## What this task involves
Output each entry exactly; skip nothing.

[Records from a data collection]
★ ★ ★ ★

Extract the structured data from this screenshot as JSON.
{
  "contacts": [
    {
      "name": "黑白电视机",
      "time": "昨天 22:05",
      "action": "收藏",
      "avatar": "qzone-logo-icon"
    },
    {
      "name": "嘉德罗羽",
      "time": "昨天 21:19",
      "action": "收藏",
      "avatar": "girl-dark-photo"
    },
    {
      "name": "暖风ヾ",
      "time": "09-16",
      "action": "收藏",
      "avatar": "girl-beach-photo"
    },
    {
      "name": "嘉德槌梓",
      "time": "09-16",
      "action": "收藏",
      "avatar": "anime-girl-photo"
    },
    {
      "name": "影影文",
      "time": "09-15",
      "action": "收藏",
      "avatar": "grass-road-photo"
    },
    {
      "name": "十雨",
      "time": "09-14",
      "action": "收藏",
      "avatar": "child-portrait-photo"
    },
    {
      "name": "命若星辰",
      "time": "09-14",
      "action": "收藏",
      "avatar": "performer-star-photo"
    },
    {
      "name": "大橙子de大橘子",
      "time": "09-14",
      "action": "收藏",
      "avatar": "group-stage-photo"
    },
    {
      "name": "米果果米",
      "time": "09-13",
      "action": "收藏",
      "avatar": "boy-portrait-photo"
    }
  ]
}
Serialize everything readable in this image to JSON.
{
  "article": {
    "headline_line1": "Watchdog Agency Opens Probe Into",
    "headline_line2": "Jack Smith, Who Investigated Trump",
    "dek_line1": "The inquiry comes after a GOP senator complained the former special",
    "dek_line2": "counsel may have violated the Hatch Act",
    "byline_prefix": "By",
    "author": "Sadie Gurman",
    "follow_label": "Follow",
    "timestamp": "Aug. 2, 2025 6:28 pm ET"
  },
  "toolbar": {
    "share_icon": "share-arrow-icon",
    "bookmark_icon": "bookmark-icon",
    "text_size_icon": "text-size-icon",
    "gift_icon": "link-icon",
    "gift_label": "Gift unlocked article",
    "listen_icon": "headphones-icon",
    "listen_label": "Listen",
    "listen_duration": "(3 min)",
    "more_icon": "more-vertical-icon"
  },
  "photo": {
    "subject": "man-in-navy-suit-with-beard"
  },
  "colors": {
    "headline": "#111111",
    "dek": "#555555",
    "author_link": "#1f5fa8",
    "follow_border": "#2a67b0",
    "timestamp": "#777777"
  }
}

★ ★ ★ ★

## Task solution
Extract the structured data from this screenshot as JSON.
{
  "contacts": [
    {
      "name": "黑白电视机",
      "time": "昨天 22:05",
      "action": "收藏",
      "avatar": "qzone-logo-icon"
    },
    {
      "name": "嘉德罗羽",
      "time": "昨天 21:19",
      "action": "收藏",
      "avatar": "girl-dark-photo"
    },
    {
      "name": "暖风ヾ",
      "time": "09-16",
      "action": "收藏",
      "avatar": "girl-beach-photo"
    },
    {
      "name": "嘉德槌梓",
      "time": "09-16",
      "action": "收藏",
      "avatar": "anime-girl-photo"
    },
    {
      "name": "影影文",
      "time": "09-15",
      "action": "收藏",
      "avatar": "grass-road-photo"
    },
    {
      "name": "十雨",
      "time": "09-14",
      "action": "收藏",
      "avatar": "child-portrait-photo"
    },
    {
      "name": "命若星辰",
      "time": "09-14",
      "action": "收藏",
      "avatar": "performer-star-photo"
    },
    {
      "name": "大橙子de大橘子",
      "time": "09-14",
      "action": "收藏",
      "avatar": "group-stage-photo"
    },
    {
      "name": "米果果米",
      "time": "09-13",
      "action": "收藏",
      "avatar": "boy-portrait-photo"
    }
  ]
}
Serialize everything readable in this image to JSON.
{
  "article": {
    "headline_line1": "Watchdog Agency Opens Probe Into",
    "headline_line2": "Jack Smith, Who Investigated Trump",
    "dek_line1": "The inquiry comes after a GOP senator complained the former special",
    "dek_line2": "counsel may have violated the Hatch Act",
    "byline_prefix": "By",
    "author": "Sadie Gurman",
    "follow_label": "Follow",
    "timestamp": "Aug. 2, 2025 6:28 pm ET"
  },
  "toolbar": {
    "share_icon": "share-arrow-icon",
    "bookmark_icon": "bookmark-icon",
    "text_size_icon": "text-size-icon",
    "gift_icon": "link-icon",
    "gift_label": "Gift unlocked article",
    "listen_icon": "headphones-icon",
    "listen_label": "Listen",
    "listen_duration": "(3 min)",
    "more_icon": "more-vertical-icon"
  },
  "photo": {
    "subject": "man-in-navy-suit-with-beard"
  },
  "colors": {
    "headline": "#111111",
    "dek": "#555555",
    "author_link": "#1f5fa8",
    "follow_border": "#2a67b0",
    "timestamp": "#777777"
  }
}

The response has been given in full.